[Dataset items]
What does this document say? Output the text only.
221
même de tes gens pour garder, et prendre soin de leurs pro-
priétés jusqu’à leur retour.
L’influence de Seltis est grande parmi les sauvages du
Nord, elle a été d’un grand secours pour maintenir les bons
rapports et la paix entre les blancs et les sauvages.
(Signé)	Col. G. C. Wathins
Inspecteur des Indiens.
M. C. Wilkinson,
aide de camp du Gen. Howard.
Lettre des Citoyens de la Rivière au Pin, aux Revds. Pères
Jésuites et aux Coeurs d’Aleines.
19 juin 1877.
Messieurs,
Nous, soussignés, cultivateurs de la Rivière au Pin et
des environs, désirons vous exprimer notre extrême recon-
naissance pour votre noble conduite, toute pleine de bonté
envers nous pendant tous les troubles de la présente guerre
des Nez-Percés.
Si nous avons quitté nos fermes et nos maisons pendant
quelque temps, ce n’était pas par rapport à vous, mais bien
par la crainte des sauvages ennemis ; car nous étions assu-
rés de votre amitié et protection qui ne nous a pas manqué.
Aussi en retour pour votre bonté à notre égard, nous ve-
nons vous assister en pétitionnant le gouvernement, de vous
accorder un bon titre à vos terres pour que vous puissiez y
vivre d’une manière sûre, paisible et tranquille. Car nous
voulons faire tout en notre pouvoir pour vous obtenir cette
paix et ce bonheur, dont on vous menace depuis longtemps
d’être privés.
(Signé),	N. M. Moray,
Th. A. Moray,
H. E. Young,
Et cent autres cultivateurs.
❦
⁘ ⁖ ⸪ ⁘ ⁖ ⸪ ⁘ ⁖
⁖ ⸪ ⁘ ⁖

### Aim
Retype the material in full. Each word must match.

### Completed exercise
What does this document say? Output the text only.
221
même de tes gens pour garder, et prendre soin de leurs pro-
priétés jusqu’à leur retour.
L’influence de Seltis est grande parmi les sauvages du
Nord, elle a été d’un grand secours pour maintenir les bons
rapports et la paix entre les blancs et les sauvages.
(Signé)	Col. G. C. Wathins
Inspecteur des Indiens.
M. C. Wilkinson,
aide de camp du Gen. Howard.
Lettre des Citoyens de la Rivière au Pin, aux Revds. Pères
Jésuites et aux Coeurs d’Aleines.
19 juin 1877.
Messieurs,
Nous, soussignés, cultivateurs de la Rivière au Pin et
des environs, désirons vous exprimer notre extrême recon-
naissance pour votre noble conduite, toute pleine de bonté
envers nous pendant tous les troubles de la présente guerre
des Nez-Percés.
Si nous avons quitté nos fermes et nos maisons pendant
quelque temps, ce n’était pas par rapport à vous, mais bien
par la crainte des sauvages ennemis ; car nous étions assu-
rés de votre amitié et protection qui ne nous a pas manqué.
Aussi en retour pour votre bonté à notre égard, nous ve-
nons vous assister en pétitionnant le gouvernement, de vous
accorder un bon titre à vos terres pour que vous puissiez y
vivre d’une manière sûre, paisible et tranquille. Car nous
voulons faire tout en notre pouvoir pour vous obtenir cette
paix et ce bonheur, dont on vous menace depuis longtemps
d’être privés.
(Signé),	N. M. Moray,
Th. A. Moray,
H. E. Young,
Et cent autres cultivateurs.
❦
⁘ ⁖ ⸪ ⁘ ⁖ ⸪ ⁘ ⁖
⁖ ⸪ ⁘ ⁖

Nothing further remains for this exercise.